— BEGIN Working data —

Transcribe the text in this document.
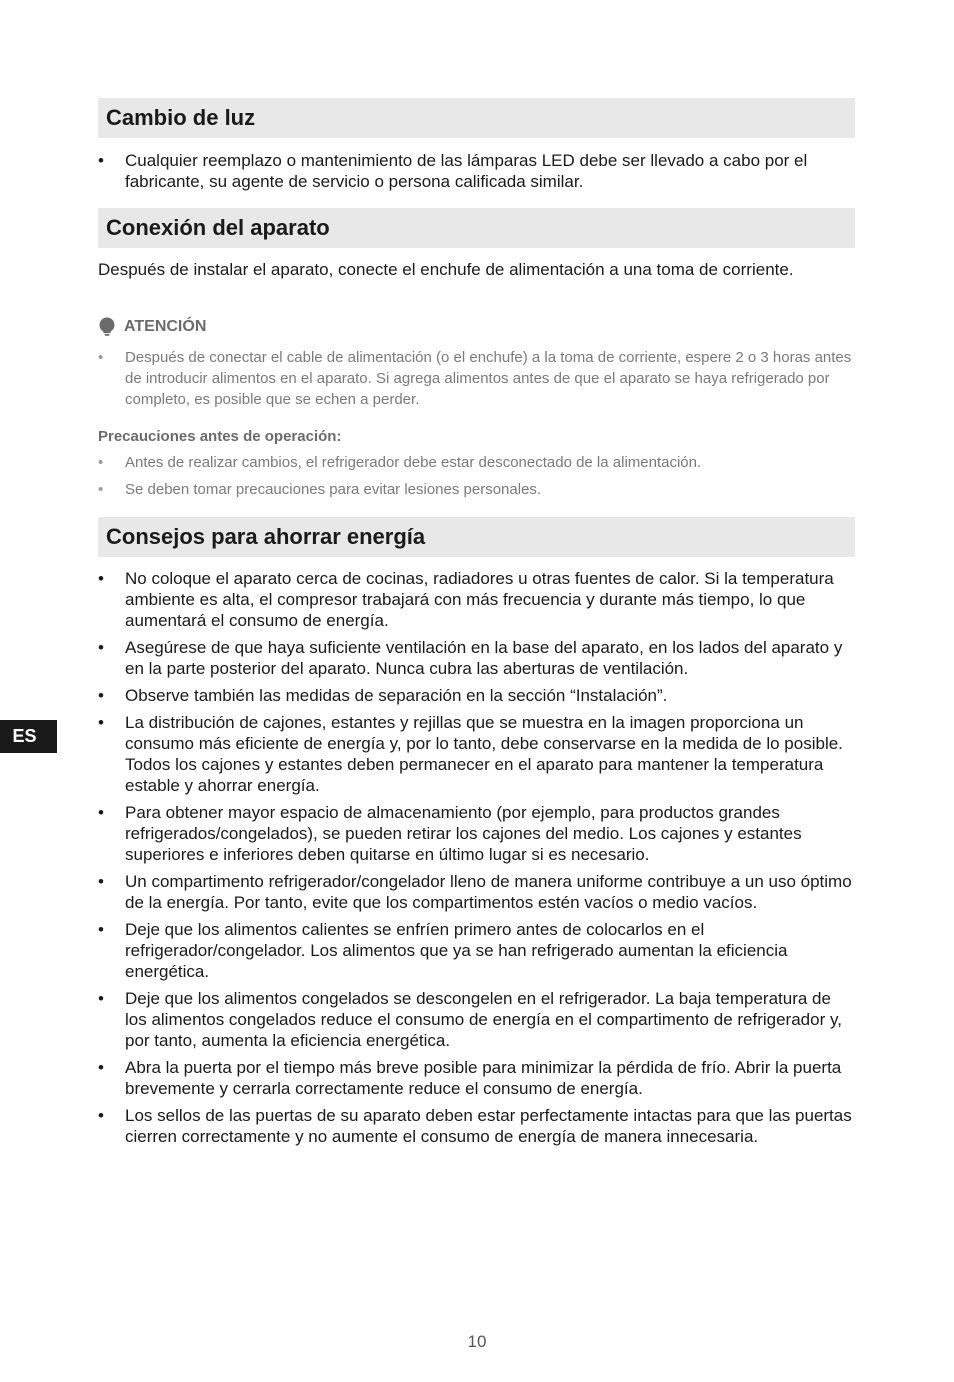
ES
Cambio de luz
• Cualquier reemplazo o mantenimiento de las lámparas LED debe ser llevado a cabo por el fabricante, su agente de servicio o persona calificada similar.
Conexión del aparato

Después de instalar el aparato, conecte el enchufe de alimentación a una toma de corriente.

ATENCIÓN
• Después de conectar el cable de alimentación (o el enchufe) a la toma de corriente, espere 2 o 3 horas antes de introducir alimentos en el aparato. Si agrega alimentos antes de que el aparato se haya refrigerado por completo, es posible que se echen a perder.

Precauciones antes de operación:

• Antes de realizar cambios, el refrigerador debe estar desconectado de la alimentación.
• Se deben tomar precauciones para evitar lesiones personales.
Consejos para ahorrar energía
• No coloque el aparato cerca de cocinas, radiadores u otras fuentes de calor. Si la temperatura ambiente es alta, el compresor trabajará con más frecuencia y durante más tiempo, lo que aumentará el consumo de energía.
• Asegúrese de que haya suficiente ventilación en la base del aparato, en los lados del aparato y en la parte posterior del aparato. Nunca cubra las aberturas de ventilación.
• Observe también las medidas de separación en la sección “Instalación”.
• La distribución de cajones, estantes y rejillas que se muestra en la imagen proporciona un consumo más eficiente de energía y, por lo tanto, debe conservarse en la medida de lo posible. Todos los cajones y estantes deben permanecer en el aparato para mantener la temperatura estable y ahorrar energía.
• Para obtener mayor espacio de almacenamiento (por ejemplo, para productos grandes refrigerados/congelados), se pueden retirar los cajones del medio. Los cajones y estantes superiores e inferiores deben quitarse en último lugar si es necesario.
• Un compartimento refrigerador/congelador lleno de manera uniforme contribuye a un uso óptimo de la energía. Por tanto, evite que los compartimentos estén vacíos o medio vacíos.
• Deje que los alimentos calientes se enfríen primero antes de colocarlos en el refrigerador/congelador. Los alimentos que ya se han refrigerado aumentan la eficiencia energética.
• Deje que los alimentos congelados se descongelen en el refrigerador. La baja temperatura de los alimentos congelados reduce el consumo de energía en el compartimento de refrigerador y, por tanto, aumenta la eficiencia energética.
• Abra la puerta por el tiempo más breve posible para minimizar la pérdida de frío. Abrir la puerta brevemente y cerrarla correctamente reduce el consumo de energía.
• Los sellos de las puertas de su aparato deben estar perfectamente intactas para que las puertas cierren correctamente y no aumente el consumo de energía de manera innecesaria.
10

— END Working data —

--- Task to carry out ---
Skip the pictures and transcribe the rest of the records exactly.

--- Solution for this task ---
Transcribe the text in this document.
ES
Cambio de luz
• Cualquier reemplazo o mantenimiento de las lámparas LED debe ser llevado a cabo por el fabricante, su agente de servicio o persona calificada similar.
Conexión del aparato

Después de instalar el aparato, conecte el enchufe de alimentación a una toma de corriente.

ATENCIÓN
• Después de conectar el cable de alimentación (o el enchufe) a la toma de corriente, espere 2 o 3 horas antes de introducir alimentos en el aparato. Si agrega alimentos antes de que el aparato se haya refrigerado por completo, es posible que se echen a perder.

Precauciones antes de operación:

• Antes de realizar cambios, el refrigerador debe estar desconectado de la alimentación.
• Se deben tomar precauciones para evitar lesiones personales.
Consejos para ahorrar energía
• No coloque el aparato cerca de cocinas, radiadores u otras fuentes de calor. Si la temperatura ambiente es alta, el compresor trabajará con más frecuencia y durante más tiempo, lo que aumentará el consumo de energía.
• Asegúrese de que haya suficiente ventilación en la base del aparato, en los lados del aparato y en la parte posterior del aparato. Nunca cubra las aberturas de ventilación.
• Observe también las medidas de separación en la sección “Instalación”.
• La distribución de cajones, estantes y rejillas que se muestra en la imagen proporciona un consumo más eficiente de energía y, por lo tanto, debe conservarse en la medida de lo posible. Todos los cajones y estantes deben permanecer en el aparato para mantener la temperatura estable y ahorrar energía.
• Para obtener mayor espacio de almacenamiento (por ejemplo, para productos grandes refrigerados/congelados), se pueden retirar los cajones del medio. Los cajones y estantes superiores e inferiores deben quitarse en último lugar si es necesario.
• Un compartimento refrigerador/congelador lleno de manera uniforme contribuye a un uso óptimo de la energía. Por tanto, evite que los compartimentos estén vacíos o medio vacíos.
• Deje que los alimentos calientes se enfríen primero antes de colocarlos en el refrigerador/congelador. Los alimentos que ya se han refrigerado aumentan la eficiencia energética.
• Deje que los alimentos congelados se descongelen en el refrigerador. La baja temperatura de los alimentos congelados reduce el consumo de energía en el compartimento de refrigerador y, por tanto, aumenta la eficiencia energética.
• Abra la puerta por el tiempo más breve posible para minimizar la pérdida de frío. Abrir la puerta brevemente y cerrarla correctamente reduce el consumo de energía.
• Los sellos de las puertas de su aparato deben estar perfectamente intactas para que las puertas cierren correctamente y no aumente el consumo de energía de manera innecesaria.
10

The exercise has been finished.